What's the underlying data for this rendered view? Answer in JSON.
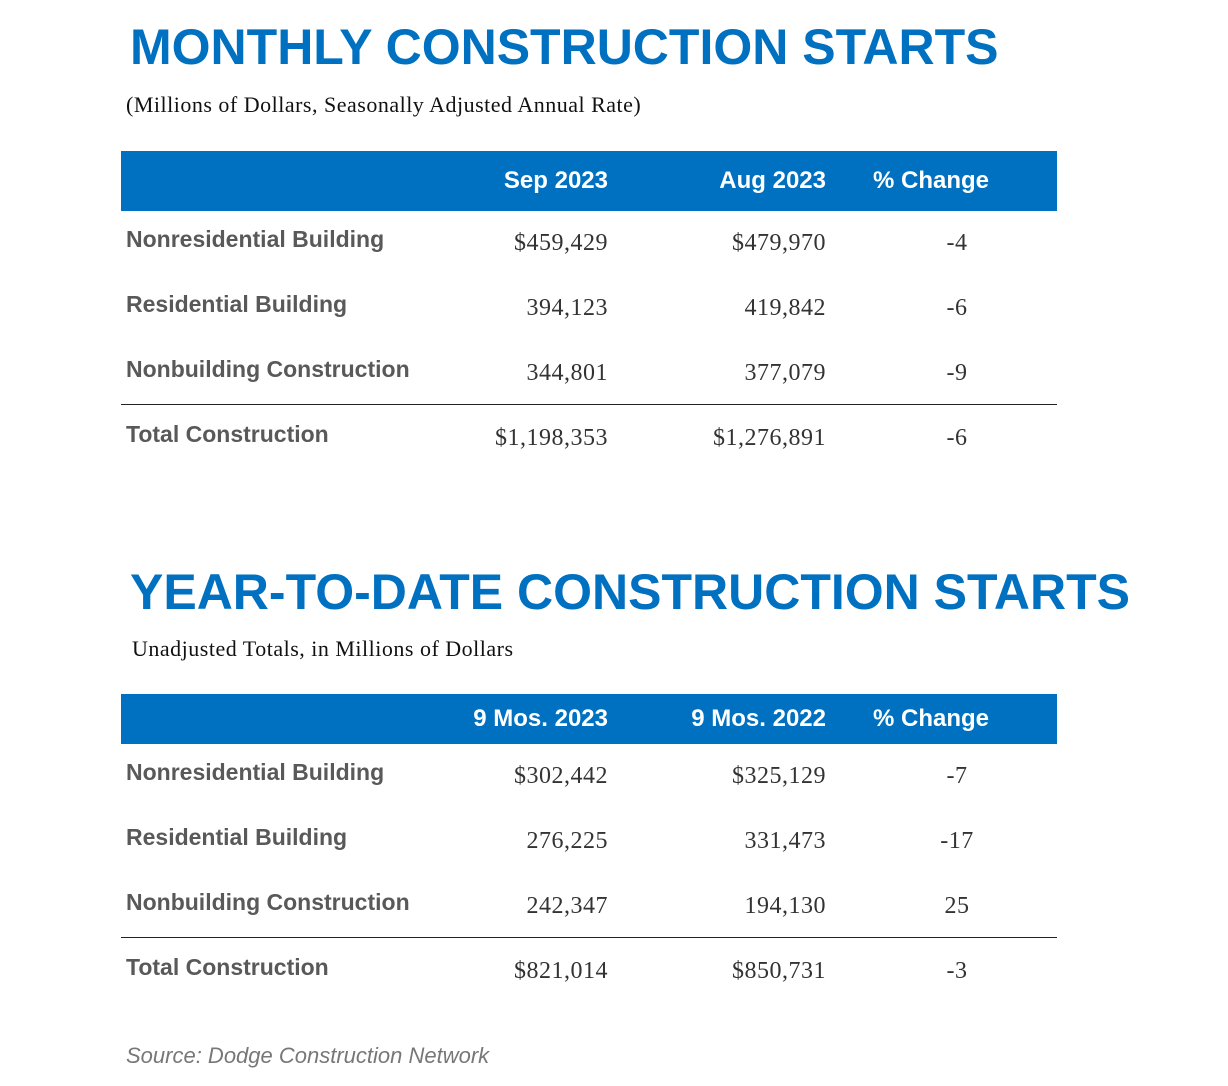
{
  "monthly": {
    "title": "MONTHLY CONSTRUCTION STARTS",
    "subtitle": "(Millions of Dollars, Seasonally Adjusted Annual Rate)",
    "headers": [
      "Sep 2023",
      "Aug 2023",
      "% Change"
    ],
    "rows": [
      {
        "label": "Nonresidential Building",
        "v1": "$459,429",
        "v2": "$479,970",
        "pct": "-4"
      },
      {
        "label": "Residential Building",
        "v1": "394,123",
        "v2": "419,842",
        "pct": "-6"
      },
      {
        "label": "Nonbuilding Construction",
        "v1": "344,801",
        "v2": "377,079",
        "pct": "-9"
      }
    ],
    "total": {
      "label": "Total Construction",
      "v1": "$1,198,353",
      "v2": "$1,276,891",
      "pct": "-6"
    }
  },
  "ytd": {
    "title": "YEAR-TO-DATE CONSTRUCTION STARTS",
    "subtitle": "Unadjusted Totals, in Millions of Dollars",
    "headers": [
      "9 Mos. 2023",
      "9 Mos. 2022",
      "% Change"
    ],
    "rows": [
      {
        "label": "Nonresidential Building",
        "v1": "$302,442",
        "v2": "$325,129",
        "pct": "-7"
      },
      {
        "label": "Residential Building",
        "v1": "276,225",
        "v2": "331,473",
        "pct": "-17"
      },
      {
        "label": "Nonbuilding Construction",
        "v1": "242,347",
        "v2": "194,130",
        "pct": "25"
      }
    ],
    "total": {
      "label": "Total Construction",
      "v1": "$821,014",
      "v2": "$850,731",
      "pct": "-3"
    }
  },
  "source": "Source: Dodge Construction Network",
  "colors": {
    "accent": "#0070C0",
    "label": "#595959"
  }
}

▶ **YOUR OBJECTIVE**
Every line of the data should be copied as it stands, without the images.

▶ **EXERCISE ANSWER**
What's the underlying data for this rendered view? Answer in JSON.
{
  "monthly": {
    "title": "MONTHLY CONSTRUCTION STARTS",
    "subtitle": "(Millions of Dollars, Seasonally Adjusted Annual Rate)",
    "headers": [
      "Sep 2023",
      "Aug 2023",
      "% Change"
    ],
    "rows": [
      {
        "label": "Nonresidential Building",
        "v1": "$459,429",
        "v2": "$479,970",
        "pct": "-4"
      },
      {
        "label": "Residential Building",
        "v1": "394,123",
        "v2": "419,842",
        "pct": "-6"
      },
      {
        "label": "Nonbuilding Construction",
        "v1": "344,801",
        "v2": "377,079",
        "pct": "-9"
      }
    ],
    "total": {
      "label": "Total Construction",
      "v1": "$1,198,353",
      "v2": "$1,276,891",
      "pct": "-6"
    }
  },
  "ytd": {
    "title": "YEAR-TO-DATE CONSTRUCTION STARTS",
    "subtitle": "Unadjusted Totals, in Millions of Dollars",
    "headers": [
      "9 Mos. 2023",
      "9 Mos. 2022",
      "% Change"
    ],
    "rows": [
      {
        "label": "Nonresidential Building",
        "v1": "$302,442",
        "v2": "$325,129",
        "pct": "-7"
      },
      {
        "label": "Residential Building",
        "v1": "276,225",
        "v2": "331,473",
        "pct": "-17"
      },
      {
        "label": "Nonbuilding Construction",
        "v1": "242,347",
        "v2": "194,130",
        "pct": "25"
      }
    ],
    "total": {
      "label": "Total Construction",
      "v1": "$821,014",
      "v2": "$850,731",
      "pct": "-3"
    }
  },
  "source": "Source: Dodge Construction Network",
  "colors": {
    "accent": "#0070C0",
    "label": "#595959"
  }
}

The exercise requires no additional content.